→ INSTRUCTIONS FOR THE TASK
Make an exact copy of the lines, leaving the pictures out.

→ DATA SHOWN
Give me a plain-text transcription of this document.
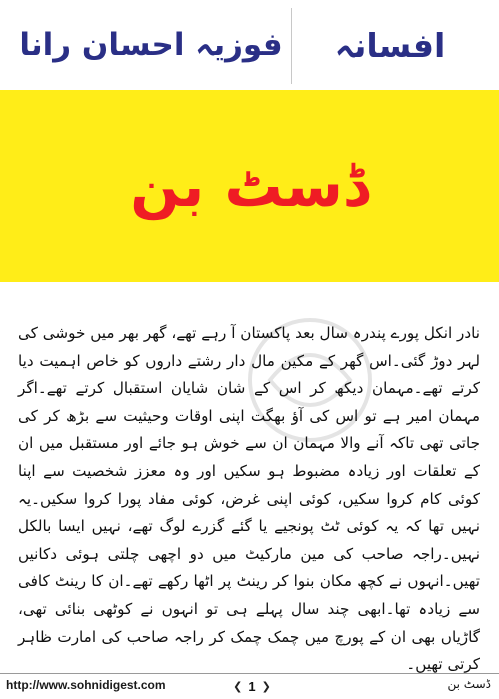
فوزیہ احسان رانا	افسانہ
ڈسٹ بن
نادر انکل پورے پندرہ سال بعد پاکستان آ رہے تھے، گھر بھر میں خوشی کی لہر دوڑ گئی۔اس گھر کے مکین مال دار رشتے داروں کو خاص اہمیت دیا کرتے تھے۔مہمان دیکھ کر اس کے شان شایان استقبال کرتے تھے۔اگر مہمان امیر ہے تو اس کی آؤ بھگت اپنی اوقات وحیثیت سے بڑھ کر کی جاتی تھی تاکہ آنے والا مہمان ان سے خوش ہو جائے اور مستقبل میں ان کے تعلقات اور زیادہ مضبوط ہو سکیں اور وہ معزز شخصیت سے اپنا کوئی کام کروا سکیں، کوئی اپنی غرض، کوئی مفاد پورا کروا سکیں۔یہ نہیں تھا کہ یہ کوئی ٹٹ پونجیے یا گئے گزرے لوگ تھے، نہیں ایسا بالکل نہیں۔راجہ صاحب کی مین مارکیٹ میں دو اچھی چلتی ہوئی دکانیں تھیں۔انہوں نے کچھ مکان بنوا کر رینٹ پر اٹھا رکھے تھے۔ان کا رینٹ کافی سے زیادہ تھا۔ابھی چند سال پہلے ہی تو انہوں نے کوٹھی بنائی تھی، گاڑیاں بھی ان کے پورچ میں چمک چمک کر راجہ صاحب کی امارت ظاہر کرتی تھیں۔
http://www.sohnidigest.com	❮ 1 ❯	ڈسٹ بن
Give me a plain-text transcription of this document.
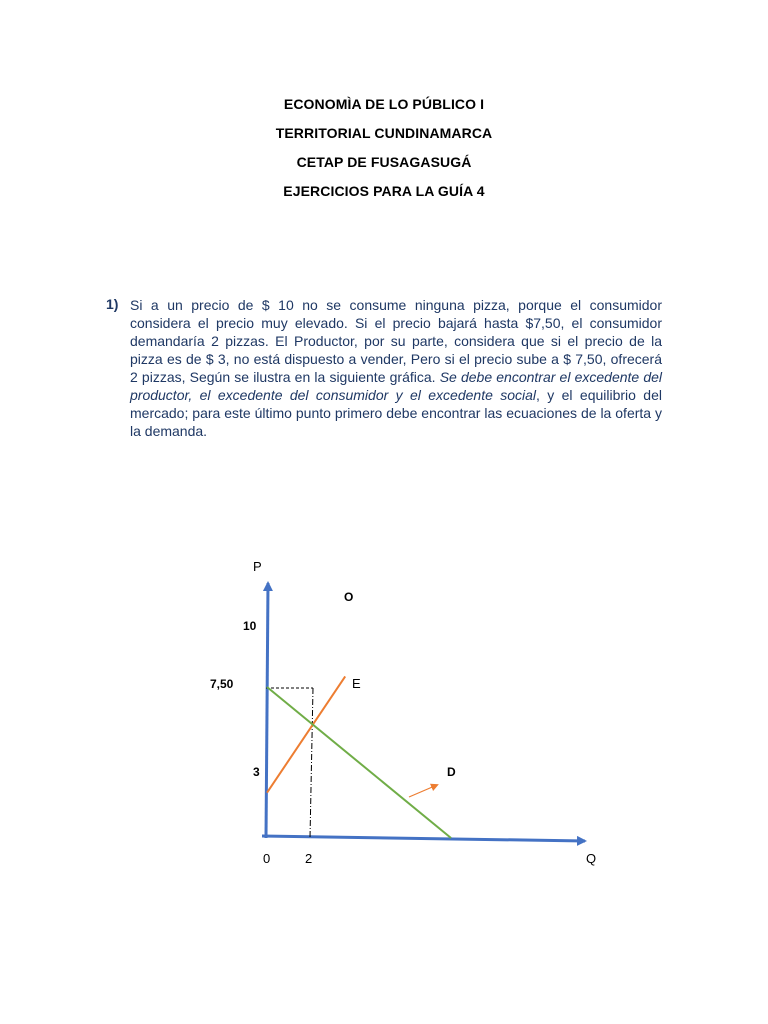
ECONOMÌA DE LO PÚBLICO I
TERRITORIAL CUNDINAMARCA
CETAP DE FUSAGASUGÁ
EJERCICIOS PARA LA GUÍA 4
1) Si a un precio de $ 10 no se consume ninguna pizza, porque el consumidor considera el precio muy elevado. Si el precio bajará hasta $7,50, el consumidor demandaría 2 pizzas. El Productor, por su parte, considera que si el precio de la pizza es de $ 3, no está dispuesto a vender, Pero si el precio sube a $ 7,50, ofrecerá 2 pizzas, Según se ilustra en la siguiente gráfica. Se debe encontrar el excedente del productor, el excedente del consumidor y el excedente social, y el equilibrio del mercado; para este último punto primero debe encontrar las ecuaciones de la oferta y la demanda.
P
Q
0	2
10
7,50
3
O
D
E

→ WRITTEN RESPONSE
Give me a plain-text transcription of this document.
فوزیہ احسان رانا	افسانہ
ڈسٹ بن
نادر انکل پورے پندرہ سال بعد پاکستان آ رہے تھے، گھر بھر میں خوشی کی لہر دوڑ گئی۔اس گھر کے مکین مال دار رشتے داروں کو خاص اہمیت دیا کرتے تھے۔مہمان دیکھ کر اس کے شان شایان استقبال کرتے تھے۔اگر مہمان امیر ہے تو اس کی آؤ بھگت اپنی اوقات وحیثیت سے بڑھ کر کی جاتی تھی تاکہ آنے والا مہمان ان سے خوش ہو جائے اور مستقبل میں ان کے تعلقات اور زیادہ مضبوط ہو سکیں اور وہ معزز شخصیت سے اپنا کوئی کام کروا سکیں، کوئی اپنی غرض، کوئی مفاد پورا کروا سکیں۔یہ نہیں تھا کہ یہ کوئی ٹٹ پونجیے یا گئے گزرے لوگ تھے، نہیں ایسا بالکل نہیں۔راجہ صاحب کی مین مارکیٹ میں دو اچھی چلتی ہوئی دکانیں تھیں۔انہوں نے کچھ مکان بنوا کر رینٹ پر اٹھا رکھے تھے۔ان کا رینٹ کافی سے زیادہ تھا۔ابھی چند سال پہلے ہی تو انہوں نے کوٹھی بنائی تھی، گاڑیاں بھی ان کے پورچ میں چمک چمک کر راجہ صاحب کی امارت ظاہر کرتی تھیں۔
http://www.sohnidigest.com	❮ 1 ❯	ڈسٹ بن
Give me a plain-text transcription of this document.
ECONOMÌA DE LO PÚBLICO I
TERRITORIAL CUNDINAMARCA
CETAP DE FUSAGASUGÁ
EJERCICIOS PARA LA GUÍA 4
1) Si a un precio de $ 10 no se consume ninguna pizza, porque el consumidor considera el precio muy elevado. Si el precio bajará hasta $7,50, el consumidor demandaría 2 pizzas. El Productor, por su parte, considera que si el precio de la pizza es de $ 3, no está dispuesto a vender, Pero si el precio sube a $ 7,50, ofrecerá 2 pizzas, Según se ilustra en la siguiente gráfica. Se debe encontrar el excedente del productor, el excedente del consumidor y el excedente social, y el equilibrio del mercado; para este último punto primero debe encontrar las ecuaciones de la oferta y la demanda.
P
Q
0	2
10
7,50
3
O
D
E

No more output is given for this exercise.